**What you are asked to do:** How many lines in the records below contain the word "drop"? Give only the number.

Data listing
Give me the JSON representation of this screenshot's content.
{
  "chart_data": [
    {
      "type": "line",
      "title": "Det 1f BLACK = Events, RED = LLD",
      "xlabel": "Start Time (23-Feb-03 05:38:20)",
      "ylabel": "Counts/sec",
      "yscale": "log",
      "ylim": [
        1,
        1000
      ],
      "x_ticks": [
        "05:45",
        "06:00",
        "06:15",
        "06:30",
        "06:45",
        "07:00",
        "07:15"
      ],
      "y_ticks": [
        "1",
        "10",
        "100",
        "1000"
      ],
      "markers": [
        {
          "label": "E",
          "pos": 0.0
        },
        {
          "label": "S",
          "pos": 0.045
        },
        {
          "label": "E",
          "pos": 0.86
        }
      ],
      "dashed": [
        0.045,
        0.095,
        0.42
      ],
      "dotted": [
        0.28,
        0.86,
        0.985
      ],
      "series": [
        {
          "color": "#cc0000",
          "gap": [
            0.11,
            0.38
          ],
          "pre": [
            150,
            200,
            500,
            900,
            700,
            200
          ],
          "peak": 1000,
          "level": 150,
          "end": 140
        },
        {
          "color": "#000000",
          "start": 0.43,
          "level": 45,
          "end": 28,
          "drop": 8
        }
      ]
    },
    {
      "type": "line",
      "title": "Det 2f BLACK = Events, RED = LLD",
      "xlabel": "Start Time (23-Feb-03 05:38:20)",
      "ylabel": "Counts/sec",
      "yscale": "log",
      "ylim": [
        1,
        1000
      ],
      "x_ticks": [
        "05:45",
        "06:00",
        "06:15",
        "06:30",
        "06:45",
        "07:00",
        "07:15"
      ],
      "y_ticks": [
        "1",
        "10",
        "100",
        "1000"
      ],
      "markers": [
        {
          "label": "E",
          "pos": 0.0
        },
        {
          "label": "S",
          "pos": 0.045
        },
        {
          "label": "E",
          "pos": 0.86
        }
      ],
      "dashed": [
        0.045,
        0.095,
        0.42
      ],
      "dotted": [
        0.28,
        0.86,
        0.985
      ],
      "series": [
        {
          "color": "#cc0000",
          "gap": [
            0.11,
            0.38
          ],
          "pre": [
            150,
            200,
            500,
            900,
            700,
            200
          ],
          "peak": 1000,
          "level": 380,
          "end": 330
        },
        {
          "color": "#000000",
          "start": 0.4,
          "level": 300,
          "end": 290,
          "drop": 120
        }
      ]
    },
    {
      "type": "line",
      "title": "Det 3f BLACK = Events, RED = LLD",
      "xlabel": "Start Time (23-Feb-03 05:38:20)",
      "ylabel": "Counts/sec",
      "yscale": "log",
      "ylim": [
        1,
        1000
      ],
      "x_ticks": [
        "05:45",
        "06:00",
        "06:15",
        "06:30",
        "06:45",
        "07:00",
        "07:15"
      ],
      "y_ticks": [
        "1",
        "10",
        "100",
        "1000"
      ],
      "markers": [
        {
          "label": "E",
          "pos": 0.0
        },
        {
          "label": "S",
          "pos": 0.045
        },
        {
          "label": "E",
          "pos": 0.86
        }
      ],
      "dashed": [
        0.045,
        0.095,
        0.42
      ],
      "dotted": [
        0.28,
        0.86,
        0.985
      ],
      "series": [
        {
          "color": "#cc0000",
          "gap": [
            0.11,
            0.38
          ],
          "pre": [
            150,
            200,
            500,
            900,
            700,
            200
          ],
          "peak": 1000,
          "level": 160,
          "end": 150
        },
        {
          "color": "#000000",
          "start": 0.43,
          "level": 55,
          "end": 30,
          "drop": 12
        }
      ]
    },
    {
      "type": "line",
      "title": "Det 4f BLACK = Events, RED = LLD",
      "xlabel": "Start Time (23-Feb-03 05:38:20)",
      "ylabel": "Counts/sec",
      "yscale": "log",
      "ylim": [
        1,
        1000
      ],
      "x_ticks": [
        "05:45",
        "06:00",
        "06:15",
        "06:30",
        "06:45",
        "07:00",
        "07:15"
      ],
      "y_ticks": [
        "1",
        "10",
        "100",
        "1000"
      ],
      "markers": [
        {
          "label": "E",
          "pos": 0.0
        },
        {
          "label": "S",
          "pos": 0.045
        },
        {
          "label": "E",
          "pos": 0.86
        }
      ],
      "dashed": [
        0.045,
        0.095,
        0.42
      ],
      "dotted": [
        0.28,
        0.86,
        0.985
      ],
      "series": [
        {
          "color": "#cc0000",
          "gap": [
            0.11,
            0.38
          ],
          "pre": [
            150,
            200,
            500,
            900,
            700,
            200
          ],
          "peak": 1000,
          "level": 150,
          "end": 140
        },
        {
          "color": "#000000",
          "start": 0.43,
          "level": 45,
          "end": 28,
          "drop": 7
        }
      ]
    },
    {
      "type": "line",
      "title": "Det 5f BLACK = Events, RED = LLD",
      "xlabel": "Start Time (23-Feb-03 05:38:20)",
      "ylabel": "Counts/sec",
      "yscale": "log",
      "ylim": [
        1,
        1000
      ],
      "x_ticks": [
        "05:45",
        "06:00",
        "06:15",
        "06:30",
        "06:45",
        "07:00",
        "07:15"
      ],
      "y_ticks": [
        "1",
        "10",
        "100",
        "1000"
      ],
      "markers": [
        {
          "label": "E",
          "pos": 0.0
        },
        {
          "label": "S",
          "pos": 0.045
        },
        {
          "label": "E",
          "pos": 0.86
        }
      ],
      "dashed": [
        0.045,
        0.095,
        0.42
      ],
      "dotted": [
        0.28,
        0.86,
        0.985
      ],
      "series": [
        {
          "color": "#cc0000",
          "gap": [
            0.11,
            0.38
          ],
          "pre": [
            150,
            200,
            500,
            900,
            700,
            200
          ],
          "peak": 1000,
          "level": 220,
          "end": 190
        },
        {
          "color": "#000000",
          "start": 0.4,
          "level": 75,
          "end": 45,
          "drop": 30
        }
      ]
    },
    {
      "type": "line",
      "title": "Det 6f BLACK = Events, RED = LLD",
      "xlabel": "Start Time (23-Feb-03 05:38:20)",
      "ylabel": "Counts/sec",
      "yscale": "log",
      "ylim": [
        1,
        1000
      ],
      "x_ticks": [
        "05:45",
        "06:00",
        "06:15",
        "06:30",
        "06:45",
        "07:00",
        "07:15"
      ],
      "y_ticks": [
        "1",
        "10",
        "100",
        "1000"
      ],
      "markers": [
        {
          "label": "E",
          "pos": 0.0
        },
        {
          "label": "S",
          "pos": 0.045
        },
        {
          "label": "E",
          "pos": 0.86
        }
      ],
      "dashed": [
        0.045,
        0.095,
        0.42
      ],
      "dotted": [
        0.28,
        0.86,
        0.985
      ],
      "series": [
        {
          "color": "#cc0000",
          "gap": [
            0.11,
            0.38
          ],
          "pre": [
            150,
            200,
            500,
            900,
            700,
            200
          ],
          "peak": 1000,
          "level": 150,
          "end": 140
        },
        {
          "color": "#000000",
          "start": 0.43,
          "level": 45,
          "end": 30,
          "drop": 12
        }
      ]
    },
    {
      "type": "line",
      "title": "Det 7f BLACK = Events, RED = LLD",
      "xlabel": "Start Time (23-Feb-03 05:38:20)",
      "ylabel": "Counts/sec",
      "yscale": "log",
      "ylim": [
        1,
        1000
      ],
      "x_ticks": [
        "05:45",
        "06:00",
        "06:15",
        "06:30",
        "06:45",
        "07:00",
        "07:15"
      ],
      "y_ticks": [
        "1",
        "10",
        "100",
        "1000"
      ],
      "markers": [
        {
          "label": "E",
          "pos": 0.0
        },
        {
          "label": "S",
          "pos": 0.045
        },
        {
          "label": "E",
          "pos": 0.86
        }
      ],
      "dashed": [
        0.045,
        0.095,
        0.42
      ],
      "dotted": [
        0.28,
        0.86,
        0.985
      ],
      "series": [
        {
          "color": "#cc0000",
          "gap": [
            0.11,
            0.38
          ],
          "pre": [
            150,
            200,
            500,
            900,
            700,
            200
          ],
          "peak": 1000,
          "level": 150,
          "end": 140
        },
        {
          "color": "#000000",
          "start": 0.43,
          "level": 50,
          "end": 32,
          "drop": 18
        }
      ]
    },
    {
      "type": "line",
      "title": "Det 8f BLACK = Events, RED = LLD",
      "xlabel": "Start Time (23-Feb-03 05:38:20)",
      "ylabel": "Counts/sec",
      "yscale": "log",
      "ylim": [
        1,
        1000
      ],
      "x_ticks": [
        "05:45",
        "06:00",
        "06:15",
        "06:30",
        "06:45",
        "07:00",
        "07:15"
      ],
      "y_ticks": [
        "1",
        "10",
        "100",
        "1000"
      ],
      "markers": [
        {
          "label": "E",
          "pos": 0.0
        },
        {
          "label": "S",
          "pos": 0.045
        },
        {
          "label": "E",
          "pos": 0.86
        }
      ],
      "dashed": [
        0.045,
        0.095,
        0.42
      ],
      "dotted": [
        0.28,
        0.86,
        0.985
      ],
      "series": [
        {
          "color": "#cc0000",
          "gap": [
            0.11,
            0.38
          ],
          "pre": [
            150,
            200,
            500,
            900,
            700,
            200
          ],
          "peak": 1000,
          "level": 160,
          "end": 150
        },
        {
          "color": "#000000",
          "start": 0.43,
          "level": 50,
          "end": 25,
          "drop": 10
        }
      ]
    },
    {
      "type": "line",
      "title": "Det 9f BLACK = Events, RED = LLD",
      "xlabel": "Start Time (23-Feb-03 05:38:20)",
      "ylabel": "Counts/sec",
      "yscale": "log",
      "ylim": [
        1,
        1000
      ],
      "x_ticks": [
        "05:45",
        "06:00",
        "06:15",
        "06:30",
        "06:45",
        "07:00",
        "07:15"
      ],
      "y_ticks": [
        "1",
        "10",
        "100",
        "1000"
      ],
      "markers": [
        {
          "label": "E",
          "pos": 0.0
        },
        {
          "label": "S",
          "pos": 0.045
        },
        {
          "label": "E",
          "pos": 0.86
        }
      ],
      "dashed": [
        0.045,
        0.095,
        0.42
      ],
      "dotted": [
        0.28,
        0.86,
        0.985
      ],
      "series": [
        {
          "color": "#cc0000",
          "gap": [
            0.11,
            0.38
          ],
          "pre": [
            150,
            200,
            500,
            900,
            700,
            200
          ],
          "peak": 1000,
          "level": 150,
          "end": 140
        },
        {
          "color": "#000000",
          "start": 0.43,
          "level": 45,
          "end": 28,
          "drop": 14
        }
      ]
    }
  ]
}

**Response for this exercise:** 9